The problem here is scaleability ... chemical battery storage of any kind for being used as a strategic  store is a sunk cost which is unlikely to be viable, whatever the cost/kWh of the storage, this being because it's a (mainly) unused costly asset sitting there, effectively as a strategic insurance policy with the addition of straight line depreciation .. chemical batteries are only a short term supply/demand balancing solution ...

Longer term strategic storage could be based on vast pumped hydro systems (largest UK reservoir size!) which would effectively trigger anyone who would oppose such things, but even then it's pretty hard to find sites which could accommodate the storage necessary for ~10days, so the basis for fixing the issue of intermittent wind with strategic storage doesn't stand up to any logical scrutiny ... the answer is all around us and is ~800x denser than air, has embedded energy, is easily managed & fully predictable and has plenty of suitable locations ready to be tapped, and could also be used to provide energy to 'charge' buffer reserves in various forms of pumped hydro systems  ... guessed yet ??  ... no not wave-power, because the sea has calm periods too!! ... the only logical, realistic & cost effective long-term (design life: decades, possibly centuries) strategic renewables solution for the UK is Tidal Flow, but you'd need to start building before the 'save the lesser spotted mud shrimp' brigade collect enough penny donations to buy an inflatable airbed & cardboard placard from some tourist shop in Swansea or Weston-Super-Mare!!

━━━━━━━━

SET OF TASKS |
A. Name every form of energy storage or renewable generation that the forum post on strategic energy storage mentions.
B. In the records, take the lines between the one holding "section-title: § 1: [352, 489, 372, 505]" and the one holding "ordinance-date: z dnia", inclusive, and change "amended-issuer" to "previous-issuer" while leaving everything else the same. Give only those lines.

━━━━━━━━

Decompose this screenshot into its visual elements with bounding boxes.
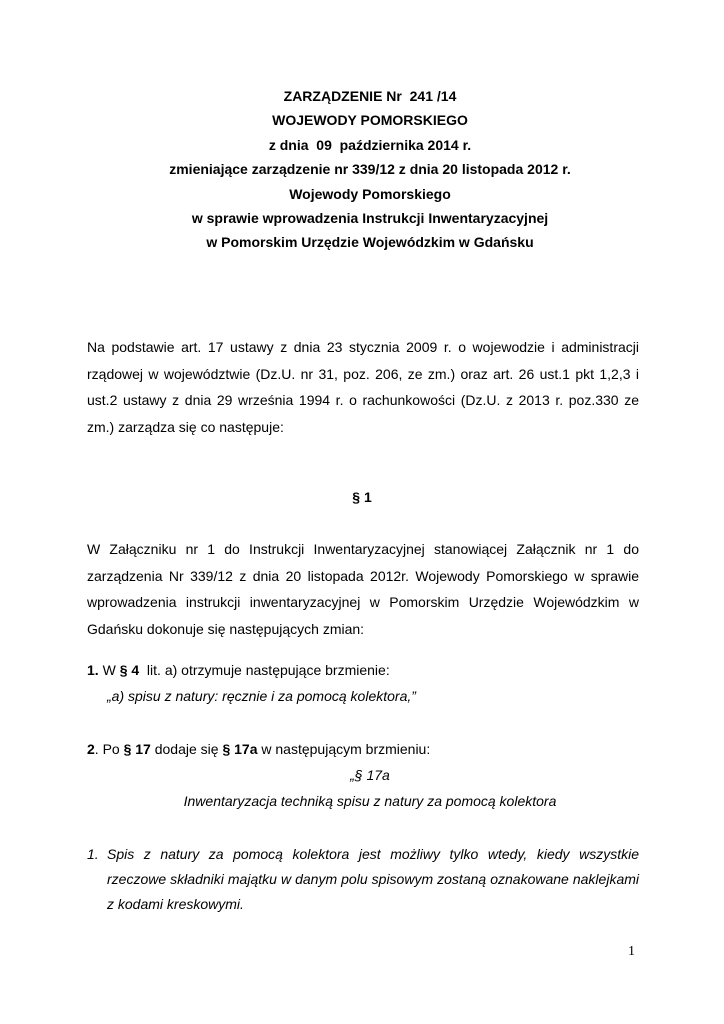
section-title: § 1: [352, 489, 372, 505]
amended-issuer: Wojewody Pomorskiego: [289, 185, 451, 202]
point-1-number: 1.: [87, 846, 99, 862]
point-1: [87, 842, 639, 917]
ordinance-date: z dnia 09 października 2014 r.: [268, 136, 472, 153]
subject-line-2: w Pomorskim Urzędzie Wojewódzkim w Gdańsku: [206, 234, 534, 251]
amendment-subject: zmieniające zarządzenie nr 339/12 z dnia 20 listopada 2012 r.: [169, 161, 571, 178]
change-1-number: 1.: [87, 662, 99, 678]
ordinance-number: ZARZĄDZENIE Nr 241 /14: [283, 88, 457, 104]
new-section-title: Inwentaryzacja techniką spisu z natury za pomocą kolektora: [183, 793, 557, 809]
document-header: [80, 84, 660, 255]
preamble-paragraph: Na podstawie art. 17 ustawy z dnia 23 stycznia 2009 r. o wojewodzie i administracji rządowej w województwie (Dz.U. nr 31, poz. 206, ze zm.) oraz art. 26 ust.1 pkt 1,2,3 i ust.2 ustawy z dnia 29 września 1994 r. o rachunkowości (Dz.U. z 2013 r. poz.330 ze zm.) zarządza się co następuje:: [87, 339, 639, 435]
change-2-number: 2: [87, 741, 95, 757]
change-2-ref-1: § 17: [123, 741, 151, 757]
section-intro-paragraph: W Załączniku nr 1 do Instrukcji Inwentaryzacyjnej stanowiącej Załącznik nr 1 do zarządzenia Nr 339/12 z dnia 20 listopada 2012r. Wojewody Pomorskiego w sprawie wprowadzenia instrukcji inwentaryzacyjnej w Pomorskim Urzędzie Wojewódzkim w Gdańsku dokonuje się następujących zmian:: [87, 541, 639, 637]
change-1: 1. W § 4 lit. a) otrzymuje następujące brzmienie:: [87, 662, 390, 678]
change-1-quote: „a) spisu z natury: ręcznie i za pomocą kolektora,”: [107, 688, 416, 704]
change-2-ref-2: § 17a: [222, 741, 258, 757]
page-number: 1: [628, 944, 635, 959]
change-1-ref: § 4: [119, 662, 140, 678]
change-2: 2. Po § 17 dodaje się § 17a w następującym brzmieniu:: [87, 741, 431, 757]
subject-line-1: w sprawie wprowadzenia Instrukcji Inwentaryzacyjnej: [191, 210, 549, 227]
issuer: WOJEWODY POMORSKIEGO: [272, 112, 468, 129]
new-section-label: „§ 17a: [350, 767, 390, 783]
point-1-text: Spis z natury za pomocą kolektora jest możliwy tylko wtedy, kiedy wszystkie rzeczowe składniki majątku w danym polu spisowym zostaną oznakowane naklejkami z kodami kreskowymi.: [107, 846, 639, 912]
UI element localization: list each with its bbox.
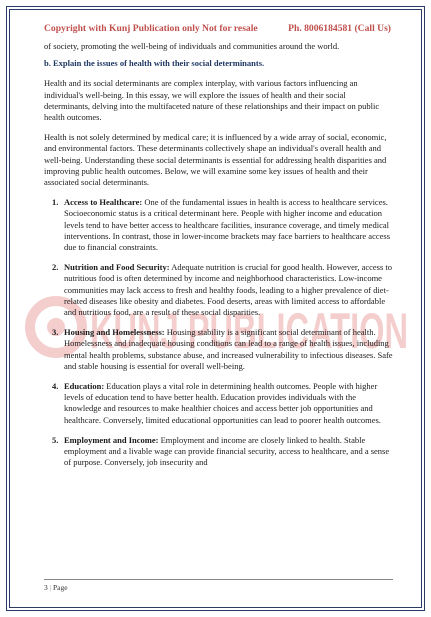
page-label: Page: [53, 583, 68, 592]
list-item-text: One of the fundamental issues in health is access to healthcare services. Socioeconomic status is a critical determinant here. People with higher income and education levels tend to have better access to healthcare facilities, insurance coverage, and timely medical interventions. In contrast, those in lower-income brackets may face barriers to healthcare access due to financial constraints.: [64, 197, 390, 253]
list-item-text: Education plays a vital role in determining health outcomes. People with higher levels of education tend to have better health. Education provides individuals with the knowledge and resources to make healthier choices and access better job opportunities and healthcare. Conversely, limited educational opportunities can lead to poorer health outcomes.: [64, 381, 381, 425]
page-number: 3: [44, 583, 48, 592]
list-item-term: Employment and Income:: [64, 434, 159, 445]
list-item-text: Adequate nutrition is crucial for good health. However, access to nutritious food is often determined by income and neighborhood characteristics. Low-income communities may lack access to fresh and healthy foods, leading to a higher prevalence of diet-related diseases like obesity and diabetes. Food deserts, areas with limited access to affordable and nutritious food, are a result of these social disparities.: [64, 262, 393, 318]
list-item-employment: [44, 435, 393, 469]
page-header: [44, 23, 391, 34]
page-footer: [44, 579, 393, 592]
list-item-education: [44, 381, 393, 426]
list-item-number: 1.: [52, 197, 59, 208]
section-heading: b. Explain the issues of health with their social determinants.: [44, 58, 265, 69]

━━━━━━━━

TASK RESPONSES |
A.
- chemical battery storage
- pumped hydro systems
- wind
- wave-power
- Tidal Flow

B.
section-title: § 1: [352, 489, 372, 505]
previous-issuer: Wojewody Pomorskiego: [289, 185, 451, 202]
point-1-number: 1.: [87, 846, 99, 862]
point-1: [87, 842, 639, 917]
ordinance-date: z dnia 09 października 2014 r.: [268, 136, 472, 153]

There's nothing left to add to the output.